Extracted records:
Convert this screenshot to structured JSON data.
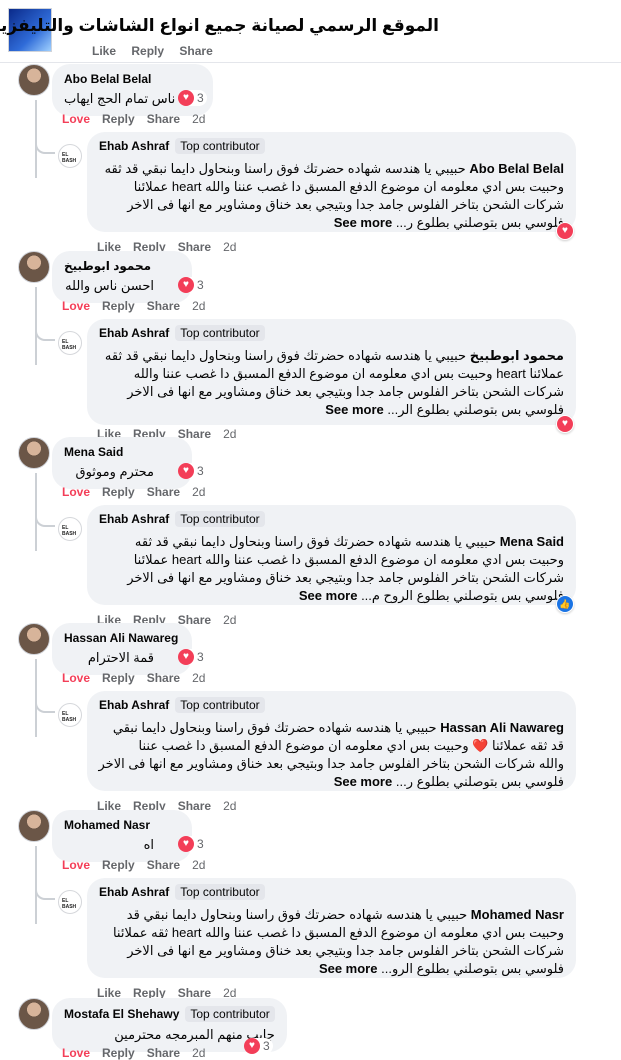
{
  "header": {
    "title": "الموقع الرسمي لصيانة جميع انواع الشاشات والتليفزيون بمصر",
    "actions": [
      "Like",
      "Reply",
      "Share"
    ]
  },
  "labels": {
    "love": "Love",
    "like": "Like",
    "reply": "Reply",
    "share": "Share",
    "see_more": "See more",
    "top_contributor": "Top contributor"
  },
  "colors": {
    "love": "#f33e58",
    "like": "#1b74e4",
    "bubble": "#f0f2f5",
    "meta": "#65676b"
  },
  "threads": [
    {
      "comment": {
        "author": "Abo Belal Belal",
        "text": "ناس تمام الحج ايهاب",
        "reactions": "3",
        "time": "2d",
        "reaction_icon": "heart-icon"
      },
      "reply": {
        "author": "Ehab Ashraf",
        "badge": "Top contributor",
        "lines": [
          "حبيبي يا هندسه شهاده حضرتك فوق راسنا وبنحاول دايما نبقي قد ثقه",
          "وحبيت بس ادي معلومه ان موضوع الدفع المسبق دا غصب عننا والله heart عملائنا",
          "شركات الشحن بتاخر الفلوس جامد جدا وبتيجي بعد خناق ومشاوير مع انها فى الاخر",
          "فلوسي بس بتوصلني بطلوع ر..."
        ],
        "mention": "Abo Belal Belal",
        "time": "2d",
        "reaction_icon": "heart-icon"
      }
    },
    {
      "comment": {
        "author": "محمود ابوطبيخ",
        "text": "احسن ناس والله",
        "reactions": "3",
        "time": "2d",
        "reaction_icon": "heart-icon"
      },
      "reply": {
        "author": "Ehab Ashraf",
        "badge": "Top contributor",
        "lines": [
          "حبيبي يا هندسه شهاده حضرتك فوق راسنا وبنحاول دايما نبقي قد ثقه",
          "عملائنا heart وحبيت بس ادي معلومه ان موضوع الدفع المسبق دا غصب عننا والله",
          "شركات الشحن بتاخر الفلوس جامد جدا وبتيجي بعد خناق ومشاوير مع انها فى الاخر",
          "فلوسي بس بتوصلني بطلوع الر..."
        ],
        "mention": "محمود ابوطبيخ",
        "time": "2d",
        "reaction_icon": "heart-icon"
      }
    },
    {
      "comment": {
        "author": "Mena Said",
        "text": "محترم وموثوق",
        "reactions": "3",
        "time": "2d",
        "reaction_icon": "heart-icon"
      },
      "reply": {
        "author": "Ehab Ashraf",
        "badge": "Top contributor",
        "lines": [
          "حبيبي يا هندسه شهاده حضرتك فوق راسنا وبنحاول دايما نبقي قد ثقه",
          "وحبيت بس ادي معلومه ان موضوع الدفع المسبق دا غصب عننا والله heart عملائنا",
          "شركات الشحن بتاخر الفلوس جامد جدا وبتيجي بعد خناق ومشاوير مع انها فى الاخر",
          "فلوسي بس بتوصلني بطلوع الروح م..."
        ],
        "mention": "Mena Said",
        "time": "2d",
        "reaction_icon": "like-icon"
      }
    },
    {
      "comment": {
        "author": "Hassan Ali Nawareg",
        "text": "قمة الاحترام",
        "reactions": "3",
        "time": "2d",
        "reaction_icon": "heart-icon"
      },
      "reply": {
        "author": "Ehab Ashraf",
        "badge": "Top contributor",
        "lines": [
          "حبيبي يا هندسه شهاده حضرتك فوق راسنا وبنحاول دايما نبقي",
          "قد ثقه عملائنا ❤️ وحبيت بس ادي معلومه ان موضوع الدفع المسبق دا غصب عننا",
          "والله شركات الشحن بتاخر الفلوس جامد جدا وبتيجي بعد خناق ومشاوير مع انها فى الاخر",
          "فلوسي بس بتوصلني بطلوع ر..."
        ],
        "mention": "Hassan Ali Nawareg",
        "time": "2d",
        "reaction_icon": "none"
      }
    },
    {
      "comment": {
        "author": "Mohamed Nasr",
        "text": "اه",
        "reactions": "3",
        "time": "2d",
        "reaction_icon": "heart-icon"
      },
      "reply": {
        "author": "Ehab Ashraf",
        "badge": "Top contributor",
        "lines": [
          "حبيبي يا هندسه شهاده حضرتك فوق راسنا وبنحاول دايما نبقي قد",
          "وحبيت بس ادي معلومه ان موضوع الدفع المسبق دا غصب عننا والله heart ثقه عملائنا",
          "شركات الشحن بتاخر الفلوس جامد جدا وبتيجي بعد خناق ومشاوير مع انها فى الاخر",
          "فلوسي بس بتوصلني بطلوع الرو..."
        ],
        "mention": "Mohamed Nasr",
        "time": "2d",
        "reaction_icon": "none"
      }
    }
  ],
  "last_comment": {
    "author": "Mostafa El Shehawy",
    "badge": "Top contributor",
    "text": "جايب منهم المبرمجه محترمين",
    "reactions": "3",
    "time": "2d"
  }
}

...

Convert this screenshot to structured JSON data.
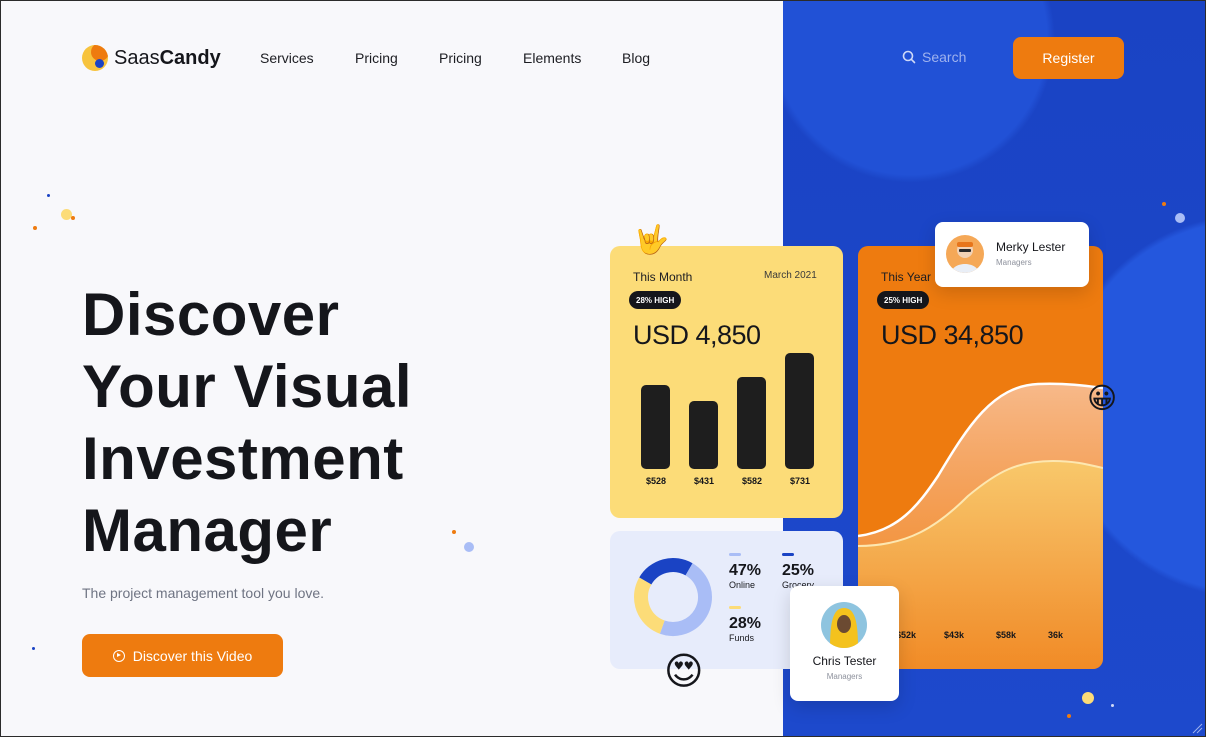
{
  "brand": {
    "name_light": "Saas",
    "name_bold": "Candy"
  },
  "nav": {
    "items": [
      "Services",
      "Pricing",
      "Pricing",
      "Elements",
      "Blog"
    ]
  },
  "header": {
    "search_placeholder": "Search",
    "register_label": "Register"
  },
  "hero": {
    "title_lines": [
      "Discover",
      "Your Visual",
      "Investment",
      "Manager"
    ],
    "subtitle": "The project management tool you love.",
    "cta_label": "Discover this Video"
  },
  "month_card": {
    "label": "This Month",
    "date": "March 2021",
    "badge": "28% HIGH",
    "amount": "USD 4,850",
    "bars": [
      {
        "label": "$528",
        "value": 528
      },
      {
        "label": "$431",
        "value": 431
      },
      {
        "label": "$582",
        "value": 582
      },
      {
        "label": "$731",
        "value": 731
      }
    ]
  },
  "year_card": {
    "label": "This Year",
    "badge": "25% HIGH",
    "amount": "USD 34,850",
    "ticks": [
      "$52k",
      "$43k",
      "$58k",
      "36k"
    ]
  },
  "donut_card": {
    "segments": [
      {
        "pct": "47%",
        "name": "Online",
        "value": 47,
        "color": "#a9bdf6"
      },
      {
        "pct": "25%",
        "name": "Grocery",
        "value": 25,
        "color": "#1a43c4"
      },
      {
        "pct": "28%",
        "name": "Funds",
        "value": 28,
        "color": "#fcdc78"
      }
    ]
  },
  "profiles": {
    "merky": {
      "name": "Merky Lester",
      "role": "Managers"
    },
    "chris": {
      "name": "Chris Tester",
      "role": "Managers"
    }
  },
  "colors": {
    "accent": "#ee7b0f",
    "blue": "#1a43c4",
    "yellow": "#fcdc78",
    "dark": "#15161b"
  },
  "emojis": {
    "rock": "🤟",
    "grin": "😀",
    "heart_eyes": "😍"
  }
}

[Problem details]: Lines that include the word "ابوطبيخ" — how many are there in the data? Answer with the number alone.

[Full response]: 2